Input records:
....................

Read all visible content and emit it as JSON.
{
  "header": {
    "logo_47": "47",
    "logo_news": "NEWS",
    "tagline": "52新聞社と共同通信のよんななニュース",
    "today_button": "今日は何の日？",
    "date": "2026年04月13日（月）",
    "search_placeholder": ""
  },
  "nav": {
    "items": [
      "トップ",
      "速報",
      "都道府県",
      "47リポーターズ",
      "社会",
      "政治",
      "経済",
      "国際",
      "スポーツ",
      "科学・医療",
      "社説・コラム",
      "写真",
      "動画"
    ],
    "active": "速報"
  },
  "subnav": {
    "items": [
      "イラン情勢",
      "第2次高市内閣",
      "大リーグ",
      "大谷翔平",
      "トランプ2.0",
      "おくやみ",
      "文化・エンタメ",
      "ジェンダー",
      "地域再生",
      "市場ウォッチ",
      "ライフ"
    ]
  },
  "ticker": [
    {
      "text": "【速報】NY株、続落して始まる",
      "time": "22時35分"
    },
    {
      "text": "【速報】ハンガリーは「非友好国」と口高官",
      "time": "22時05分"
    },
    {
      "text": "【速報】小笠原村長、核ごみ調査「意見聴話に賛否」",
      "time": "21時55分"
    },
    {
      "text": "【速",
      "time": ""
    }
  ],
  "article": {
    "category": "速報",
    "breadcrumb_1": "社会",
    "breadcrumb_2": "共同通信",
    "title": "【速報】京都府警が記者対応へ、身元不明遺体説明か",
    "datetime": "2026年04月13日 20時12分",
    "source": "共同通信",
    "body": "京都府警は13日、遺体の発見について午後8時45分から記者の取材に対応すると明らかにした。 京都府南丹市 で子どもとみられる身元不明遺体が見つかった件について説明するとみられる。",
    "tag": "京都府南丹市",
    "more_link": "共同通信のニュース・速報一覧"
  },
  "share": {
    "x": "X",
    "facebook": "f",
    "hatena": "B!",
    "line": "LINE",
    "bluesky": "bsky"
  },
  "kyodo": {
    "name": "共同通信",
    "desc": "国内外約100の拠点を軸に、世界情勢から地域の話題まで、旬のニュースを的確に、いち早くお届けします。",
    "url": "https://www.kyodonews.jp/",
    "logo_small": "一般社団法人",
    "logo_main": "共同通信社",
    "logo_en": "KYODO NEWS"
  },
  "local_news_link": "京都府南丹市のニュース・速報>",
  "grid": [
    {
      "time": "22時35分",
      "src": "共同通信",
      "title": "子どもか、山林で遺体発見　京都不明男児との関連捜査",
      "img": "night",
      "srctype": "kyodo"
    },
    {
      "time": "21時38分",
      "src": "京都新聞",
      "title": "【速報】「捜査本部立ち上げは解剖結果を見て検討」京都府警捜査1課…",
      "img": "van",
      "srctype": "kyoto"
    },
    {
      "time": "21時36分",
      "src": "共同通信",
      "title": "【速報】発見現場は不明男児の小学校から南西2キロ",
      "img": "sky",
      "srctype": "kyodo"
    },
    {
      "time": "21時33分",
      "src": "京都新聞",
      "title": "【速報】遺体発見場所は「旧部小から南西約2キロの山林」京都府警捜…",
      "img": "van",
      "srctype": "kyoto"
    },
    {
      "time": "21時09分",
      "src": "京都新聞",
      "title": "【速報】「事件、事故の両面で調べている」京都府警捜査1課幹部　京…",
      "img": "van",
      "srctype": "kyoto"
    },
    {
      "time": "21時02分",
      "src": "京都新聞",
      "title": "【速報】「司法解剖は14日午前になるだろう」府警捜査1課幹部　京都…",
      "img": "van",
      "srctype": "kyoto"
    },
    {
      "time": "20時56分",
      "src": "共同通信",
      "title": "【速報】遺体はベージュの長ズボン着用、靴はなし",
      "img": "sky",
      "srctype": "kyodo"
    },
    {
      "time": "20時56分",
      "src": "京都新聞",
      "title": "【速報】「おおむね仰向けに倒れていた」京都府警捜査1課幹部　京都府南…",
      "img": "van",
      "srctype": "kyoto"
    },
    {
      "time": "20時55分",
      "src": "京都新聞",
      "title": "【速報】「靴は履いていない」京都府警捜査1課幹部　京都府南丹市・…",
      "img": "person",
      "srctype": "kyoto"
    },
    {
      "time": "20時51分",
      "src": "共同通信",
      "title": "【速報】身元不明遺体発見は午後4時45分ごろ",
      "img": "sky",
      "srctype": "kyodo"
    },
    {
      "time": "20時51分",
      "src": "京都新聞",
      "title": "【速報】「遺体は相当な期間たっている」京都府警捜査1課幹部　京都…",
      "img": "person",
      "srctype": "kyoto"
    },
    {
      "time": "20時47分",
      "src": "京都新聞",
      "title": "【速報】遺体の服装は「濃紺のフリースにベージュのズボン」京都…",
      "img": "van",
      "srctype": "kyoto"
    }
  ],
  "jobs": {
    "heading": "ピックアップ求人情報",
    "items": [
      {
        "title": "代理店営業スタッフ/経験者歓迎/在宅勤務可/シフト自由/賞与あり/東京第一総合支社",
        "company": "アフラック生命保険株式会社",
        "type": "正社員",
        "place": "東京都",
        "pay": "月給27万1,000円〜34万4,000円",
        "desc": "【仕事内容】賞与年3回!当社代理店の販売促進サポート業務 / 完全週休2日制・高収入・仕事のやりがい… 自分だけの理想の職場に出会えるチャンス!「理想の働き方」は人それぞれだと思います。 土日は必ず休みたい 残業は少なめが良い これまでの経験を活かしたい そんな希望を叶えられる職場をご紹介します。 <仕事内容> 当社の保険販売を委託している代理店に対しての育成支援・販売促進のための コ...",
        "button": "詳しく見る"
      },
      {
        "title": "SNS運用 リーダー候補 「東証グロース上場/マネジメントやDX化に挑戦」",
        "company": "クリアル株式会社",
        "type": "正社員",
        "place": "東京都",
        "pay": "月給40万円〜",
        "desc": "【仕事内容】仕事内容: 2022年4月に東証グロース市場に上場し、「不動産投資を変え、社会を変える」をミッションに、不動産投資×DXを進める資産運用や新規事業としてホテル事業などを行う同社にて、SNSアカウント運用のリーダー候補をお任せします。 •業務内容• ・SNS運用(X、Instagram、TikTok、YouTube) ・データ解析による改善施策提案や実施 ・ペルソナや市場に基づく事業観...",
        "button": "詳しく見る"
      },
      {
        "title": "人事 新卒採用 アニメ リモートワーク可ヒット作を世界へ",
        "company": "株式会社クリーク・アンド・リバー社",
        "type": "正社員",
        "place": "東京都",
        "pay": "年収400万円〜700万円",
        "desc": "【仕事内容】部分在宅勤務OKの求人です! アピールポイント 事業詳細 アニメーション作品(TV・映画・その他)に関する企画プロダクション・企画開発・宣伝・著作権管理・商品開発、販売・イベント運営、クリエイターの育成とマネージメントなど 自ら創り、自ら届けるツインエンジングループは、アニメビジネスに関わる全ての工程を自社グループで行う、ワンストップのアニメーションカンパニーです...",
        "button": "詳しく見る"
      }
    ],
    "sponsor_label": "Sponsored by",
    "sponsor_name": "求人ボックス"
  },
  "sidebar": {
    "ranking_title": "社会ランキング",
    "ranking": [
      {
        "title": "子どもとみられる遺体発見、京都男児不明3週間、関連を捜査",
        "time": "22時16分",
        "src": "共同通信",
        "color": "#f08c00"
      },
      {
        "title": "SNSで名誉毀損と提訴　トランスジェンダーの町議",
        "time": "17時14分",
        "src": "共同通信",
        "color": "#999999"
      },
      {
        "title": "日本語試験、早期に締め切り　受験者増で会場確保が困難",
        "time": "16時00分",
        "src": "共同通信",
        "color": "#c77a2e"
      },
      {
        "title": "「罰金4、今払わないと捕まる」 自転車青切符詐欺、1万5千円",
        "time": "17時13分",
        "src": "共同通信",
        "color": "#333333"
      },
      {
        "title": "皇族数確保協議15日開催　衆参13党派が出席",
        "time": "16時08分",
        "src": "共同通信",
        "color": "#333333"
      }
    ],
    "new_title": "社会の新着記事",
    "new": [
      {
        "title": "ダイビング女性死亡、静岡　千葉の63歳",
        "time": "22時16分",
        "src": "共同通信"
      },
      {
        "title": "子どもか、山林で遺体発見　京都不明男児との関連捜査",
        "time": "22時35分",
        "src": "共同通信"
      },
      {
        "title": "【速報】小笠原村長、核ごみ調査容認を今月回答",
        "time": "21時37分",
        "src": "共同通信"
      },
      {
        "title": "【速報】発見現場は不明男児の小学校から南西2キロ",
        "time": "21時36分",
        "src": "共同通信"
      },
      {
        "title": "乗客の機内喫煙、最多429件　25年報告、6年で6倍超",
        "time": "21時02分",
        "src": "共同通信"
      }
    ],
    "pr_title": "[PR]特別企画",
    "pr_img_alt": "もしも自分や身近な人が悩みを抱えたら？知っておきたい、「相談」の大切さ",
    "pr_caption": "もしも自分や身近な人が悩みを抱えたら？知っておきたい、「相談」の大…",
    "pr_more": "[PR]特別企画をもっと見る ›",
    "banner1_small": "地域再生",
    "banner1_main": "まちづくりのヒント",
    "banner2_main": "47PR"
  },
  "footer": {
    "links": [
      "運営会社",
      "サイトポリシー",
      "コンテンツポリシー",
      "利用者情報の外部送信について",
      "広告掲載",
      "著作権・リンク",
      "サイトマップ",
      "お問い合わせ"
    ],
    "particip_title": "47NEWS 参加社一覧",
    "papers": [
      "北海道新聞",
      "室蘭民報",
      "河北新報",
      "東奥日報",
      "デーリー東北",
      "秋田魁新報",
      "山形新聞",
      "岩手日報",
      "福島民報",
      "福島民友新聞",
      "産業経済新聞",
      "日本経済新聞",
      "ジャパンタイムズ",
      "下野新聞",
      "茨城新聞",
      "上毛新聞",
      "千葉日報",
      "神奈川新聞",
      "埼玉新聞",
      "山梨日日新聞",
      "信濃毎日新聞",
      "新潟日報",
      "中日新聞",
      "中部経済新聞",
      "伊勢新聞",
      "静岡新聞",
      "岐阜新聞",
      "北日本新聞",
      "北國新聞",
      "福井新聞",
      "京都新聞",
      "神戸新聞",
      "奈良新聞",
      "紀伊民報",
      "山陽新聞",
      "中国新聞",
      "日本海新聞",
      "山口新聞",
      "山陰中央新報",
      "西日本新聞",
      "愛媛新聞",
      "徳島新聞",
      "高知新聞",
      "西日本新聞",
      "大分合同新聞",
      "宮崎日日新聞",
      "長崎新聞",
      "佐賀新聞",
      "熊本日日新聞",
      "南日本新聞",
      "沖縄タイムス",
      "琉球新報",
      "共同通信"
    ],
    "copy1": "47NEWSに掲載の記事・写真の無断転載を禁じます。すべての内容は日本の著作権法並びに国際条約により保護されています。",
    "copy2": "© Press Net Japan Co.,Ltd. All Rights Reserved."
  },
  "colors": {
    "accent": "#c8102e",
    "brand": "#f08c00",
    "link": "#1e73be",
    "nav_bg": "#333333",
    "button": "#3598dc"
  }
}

....................

Goal:
For the listing above, give the number of lines in which the string "山林で遺体発見" occurs, and nothing else.

Response to this task:
2